*Short exercise*:
Each line that holds the word "Republic" counts once; report how many lines do so and nothing else.

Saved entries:
════════════════

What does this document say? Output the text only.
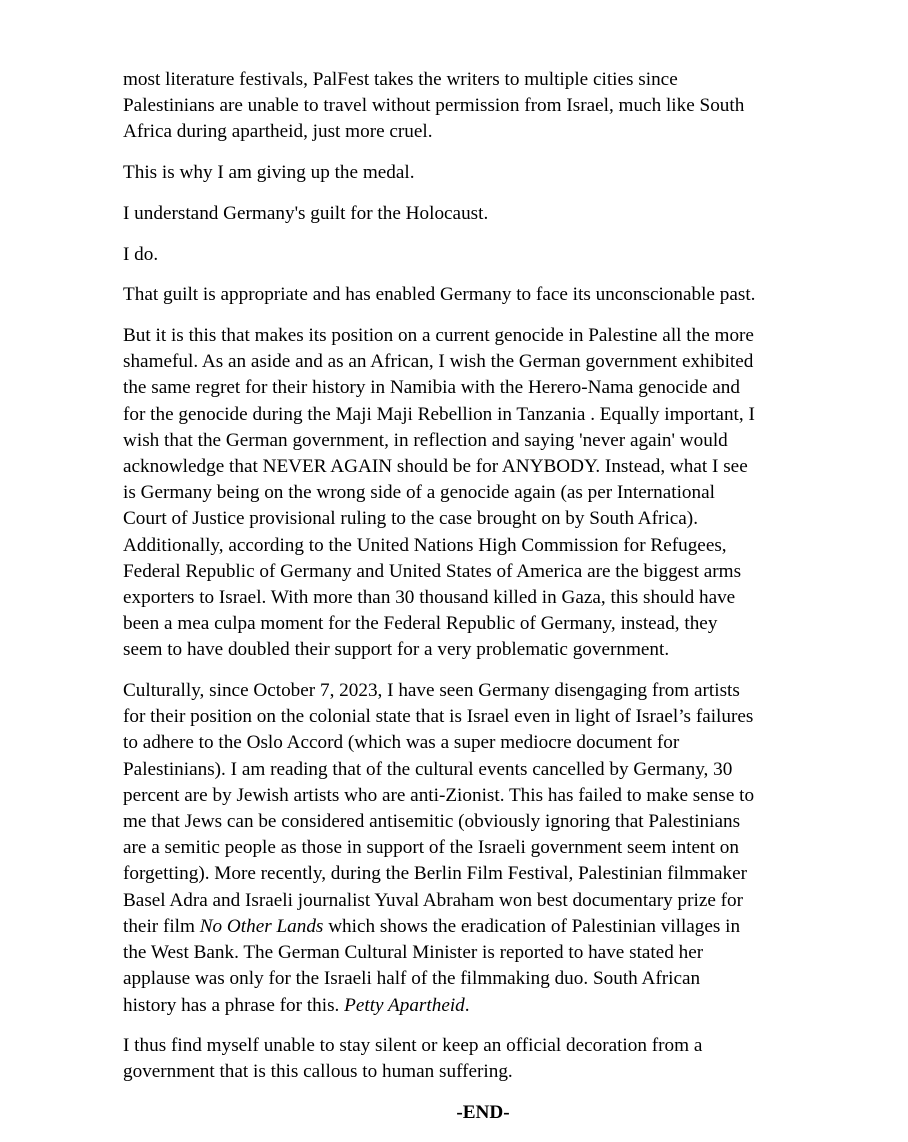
most literature festivals, PalFest takes the writers to multiple cities since
Palestinians are unable to travel without permission from Israel, much like South
Africa during apartheid, just more cruel.

This is why I am giving up the medal.

I understand Germany's guilt for the Holocaust.

I do.

That guilt is appropriate and has enabled Germany to face its unconscionable past.

But it is this that makes its position on a current genocide in Palestine all the more
shameful. As an aside and as an African, I wish the German government exhibited
the same regret for their history in Namibia with the Herero-Nama genocide and
for the genocide during the Maji Maji Rebellion in Tanzania . Equally important, I
wish that the German government, in reflection and saying 'never again' would
acknowledge that NEVER AGAIN should be for ANYBODY. Instead, what I see
is Germany being on the wrong side of a genocide again (as per International
Court of Justice provisional ruling to the case brought on by South Africa).
Additionally, according to the United Nations High Commission for Refugees,
Federal Republic of Germany and United States of America are the biggest arms
exporters to Israel. With more than 30 thousand killed in Gaza, this should have
been a mea culpa moment for the Federal Republic of Germany, instead, they
seem to have doubled their support for a very problematic government.

Culturally, since October 7, 2023, I have seen Germany disengaging from artists
for their position on the colonial state that is Israel even in light of Israel’s failures
to adhere to the Oslo Accord (which was a super mediocre document for
Palestinians). I am reading that of the cultural events cancelled by Germany, 30
percent are by Jewish artists who are anti-Zionist. This has failed to make sense to
me that Jews can be considered antisemitic (obviously ignoring that Palestinians
are a semitic people as those in support of the Israeli government seem intent on
forgetting). More recently, during the Berlin Film Festival, Palestinian filmmaker
Basel Adra and Israeli journalist Yuval Abraham won best documentary prize for
their film No Other Lands which shows the eradication of Palestinian villages in
the West Bank. The German Cultural Minister is reported to have stated her
applause was only for the Israeli half of the filmmaking duo. South African
history has a phrase for this. Petty Apartheid.

I thus find myself unable to stay silent or keep an official decoration from a
government that is this callous to human suffering.

-END-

════════════════

*Task answer*:
2